Single out each line with the word "this" and copy it.

** Begin Exercise material **

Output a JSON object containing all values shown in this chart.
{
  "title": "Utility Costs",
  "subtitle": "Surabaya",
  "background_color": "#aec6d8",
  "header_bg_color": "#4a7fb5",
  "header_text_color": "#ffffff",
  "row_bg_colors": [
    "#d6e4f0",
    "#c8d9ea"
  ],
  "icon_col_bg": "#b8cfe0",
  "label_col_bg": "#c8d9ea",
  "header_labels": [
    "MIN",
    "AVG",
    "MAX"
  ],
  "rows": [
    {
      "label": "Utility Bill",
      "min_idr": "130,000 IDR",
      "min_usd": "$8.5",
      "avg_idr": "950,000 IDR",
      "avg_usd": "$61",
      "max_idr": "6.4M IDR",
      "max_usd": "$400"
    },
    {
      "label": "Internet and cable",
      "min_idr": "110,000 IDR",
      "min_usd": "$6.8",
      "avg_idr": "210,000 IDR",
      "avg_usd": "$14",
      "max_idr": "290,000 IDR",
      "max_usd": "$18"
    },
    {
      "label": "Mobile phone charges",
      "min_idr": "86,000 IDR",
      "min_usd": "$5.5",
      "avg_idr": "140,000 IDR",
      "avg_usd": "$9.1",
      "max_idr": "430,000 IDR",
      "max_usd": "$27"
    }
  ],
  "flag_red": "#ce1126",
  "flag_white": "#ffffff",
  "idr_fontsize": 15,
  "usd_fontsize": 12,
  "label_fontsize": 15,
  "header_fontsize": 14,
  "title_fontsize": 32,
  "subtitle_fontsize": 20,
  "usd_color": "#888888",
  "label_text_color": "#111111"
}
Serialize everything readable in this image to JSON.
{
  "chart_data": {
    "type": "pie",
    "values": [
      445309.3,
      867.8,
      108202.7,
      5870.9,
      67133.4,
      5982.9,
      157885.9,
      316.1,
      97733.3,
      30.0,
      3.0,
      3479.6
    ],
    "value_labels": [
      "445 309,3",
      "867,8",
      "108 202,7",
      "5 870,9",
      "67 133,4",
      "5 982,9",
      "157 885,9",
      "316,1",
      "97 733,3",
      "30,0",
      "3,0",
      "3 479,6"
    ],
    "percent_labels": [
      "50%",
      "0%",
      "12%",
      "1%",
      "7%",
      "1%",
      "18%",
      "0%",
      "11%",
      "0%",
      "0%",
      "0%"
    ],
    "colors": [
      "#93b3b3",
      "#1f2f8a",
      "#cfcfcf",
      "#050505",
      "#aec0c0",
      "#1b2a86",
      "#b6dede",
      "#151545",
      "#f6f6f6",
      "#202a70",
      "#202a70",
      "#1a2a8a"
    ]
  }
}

** End Exercise material **
** Begin Exercise material **

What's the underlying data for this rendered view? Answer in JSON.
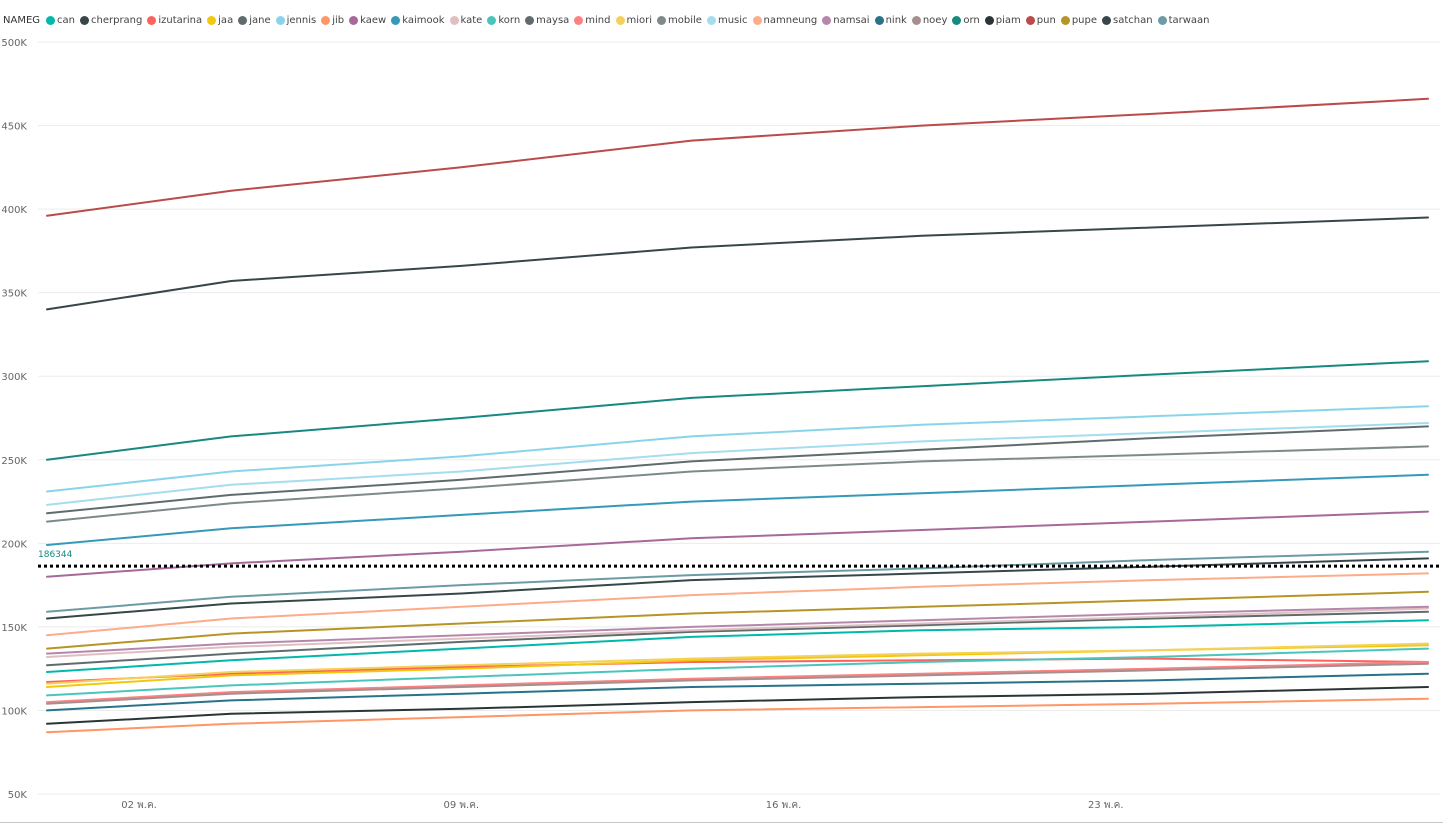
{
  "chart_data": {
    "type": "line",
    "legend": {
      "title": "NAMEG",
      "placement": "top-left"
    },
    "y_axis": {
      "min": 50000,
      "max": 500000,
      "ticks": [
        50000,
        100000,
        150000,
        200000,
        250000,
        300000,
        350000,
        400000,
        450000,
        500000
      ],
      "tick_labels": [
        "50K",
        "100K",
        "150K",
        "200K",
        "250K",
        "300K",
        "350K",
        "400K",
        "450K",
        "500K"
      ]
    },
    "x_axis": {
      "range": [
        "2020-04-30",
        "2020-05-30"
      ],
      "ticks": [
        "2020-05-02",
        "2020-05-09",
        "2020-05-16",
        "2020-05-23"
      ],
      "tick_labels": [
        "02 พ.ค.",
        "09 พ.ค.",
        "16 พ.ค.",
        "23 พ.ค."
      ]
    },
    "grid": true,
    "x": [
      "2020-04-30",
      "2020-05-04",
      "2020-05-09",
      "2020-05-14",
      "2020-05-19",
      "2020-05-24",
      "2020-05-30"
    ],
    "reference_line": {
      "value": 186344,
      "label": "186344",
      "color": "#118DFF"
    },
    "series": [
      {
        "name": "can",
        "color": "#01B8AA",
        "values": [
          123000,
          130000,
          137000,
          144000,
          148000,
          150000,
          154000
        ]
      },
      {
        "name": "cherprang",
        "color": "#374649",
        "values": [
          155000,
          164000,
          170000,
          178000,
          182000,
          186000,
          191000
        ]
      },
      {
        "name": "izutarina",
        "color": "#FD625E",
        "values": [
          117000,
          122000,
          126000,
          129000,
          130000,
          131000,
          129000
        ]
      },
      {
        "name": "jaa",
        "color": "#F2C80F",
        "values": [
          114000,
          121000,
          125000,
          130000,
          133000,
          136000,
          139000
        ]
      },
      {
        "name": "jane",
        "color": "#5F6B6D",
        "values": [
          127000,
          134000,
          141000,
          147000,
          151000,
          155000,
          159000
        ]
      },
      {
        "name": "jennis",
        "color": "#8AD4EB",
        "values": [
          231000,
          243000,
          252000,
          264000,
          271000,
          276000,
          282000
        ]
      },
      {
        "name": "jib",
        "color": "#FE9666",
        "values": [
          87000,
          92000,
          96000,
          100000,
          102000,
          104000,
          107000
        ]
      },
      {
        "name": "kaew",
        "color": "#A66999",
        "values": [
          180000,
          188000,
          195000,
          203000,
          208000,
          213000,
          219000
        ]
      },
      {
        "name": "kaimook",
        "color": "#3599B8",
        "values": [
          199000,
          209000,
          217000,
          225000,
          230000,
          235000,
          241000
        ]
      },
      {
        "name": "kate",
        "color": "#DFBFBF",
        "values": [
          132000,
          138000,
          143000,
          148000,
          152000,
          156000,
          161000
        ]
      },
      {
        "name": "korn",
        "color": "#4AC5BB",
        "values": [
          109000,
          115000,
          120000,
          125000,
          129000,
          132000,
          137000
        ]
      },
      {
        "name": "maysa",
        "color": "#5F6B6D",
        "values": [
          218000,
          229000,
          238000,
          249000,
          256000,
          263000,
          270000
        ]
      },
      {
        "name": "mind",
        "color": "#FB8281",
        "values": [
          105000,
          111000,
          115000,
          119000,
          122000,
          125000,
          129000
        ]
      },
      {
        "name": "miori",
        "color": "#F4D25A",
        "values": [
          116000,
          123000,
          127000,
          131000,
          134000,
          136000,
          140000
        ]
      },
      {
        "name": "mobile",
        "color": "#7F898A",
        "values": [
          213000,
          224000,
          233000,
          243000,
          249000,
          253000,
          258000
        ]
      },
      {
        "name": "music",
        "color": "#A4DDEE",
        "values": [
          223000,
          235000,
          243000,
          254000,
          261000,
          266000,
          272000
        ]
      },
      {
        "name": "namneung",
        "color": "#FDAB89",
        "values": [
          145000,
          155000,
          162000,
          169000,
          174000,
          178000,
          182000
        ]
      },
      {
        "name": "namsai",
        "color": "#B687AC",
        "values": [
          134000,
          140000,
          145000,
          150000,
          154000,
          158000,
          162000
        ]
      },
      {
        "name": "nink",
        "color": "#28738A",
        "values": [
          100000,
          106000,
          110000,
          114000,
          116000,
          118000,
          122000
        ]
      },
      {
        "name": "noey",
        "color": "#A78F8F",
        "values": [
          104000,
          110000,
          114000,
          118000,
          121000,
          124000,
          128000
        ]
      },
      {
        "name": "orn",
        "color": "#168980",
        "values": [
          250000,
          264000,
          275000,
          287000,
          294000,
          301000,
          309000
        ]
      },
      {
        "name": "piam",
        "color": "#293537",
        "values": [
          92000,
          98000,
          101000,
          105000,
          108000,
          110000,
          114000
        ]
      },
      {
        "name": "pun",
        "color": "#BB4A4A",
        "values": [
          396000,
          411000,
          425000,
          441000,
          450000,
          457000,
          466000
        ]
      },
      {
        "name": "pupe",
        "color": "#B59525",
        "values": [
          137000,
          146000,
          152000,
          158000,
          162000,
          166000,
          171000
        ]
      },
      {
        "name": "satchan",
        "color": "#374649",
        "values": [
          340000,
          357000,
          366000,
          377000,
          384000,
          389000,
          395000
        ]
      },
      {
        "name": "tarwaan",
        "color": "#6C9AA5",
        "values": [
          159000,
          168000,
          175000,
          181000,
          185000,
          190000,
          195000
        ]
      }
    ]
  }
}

** End Exercise material **

_Correct result_.
Output a JSON object containing all values shown in this chart.
Serialize everything readable in this image to JSON.
What's the underlying data for this rendered view? Answer in JSON.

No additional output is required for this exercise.